# Written exercise
Write out all of the entries exactly, please.

Data entries:

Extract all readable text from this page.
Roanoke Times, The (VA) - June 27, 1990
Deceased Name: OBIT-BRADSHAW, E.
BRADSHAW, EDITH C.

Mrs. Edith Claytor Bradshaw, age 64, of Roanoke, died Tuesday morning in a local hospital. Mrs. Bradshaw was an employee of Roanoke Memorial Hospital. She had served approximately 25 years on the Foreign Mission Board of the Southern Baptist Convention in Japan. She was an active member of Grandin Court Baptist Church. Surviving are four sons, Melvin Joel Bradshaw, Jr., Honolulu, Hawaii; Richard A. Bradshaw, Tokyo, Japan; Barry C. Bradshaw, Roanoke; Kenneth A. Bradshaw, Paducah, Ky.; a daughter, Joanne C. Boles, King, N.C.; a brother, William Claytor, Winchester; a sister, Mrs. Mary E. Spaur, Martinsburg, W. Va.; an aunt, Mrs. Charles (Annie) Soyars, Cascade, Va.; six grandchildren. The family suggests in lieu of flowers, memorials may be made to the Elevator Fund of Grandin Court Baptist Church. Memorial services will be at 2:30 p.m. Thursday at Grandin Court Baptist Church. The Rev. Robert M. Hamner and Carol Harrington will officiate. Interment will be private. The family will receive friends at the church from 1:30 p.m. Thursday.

# Result of the task
Extract all readable text from this page.
Roanoke Times, The (VA) - June 27, 1990
Deceased Name: OBIT-BRADSHAW, E.
BRADSHAW, EDITH C.

Mrs. Edith Claytor Bradshaw, age 64, of Roanoke, died Tuesday morning in a local hospital. Mrs. Bradshaw was an employee of Roanoke Memorial Hospital. She had served approximately 25 years on the Foreign Mission Board of the Southern Baptist Convention in Japan. She was an active member of Grandin Court Baptist Church. Surviving are four sons, Melvin Joel Bradshaw, Jr., Honolulu, Hawaii; Richard A. Bradshaw, Tokyo, Japan; Barry C. Bradshaw, Roanoke; Kenneth A. Bradshaw, Paducah, Ky.; a daughter, Joanne C. Boles, King, N.C.; a brother, William Claytor, Winchester; a sister, Mrs. Mary E. Spaur, Martinsburg, W. Va.; an aunt, Mrs. Charles (Annie) Soyars, Cascade, Va.; six grandchildren. The family suggests in lieu of flowers, memorials may be made to the Elevator Fund of Grandin Court Baptist Church. Memorial services will be at 2:30 p.m. Thursday at Grandin Court Baptist Church. The Rev. Robert M. Hamner and Carol Harrington will officiate. Interment will be private. The family will receive friends at the church from 1:30 p.m. Thursday.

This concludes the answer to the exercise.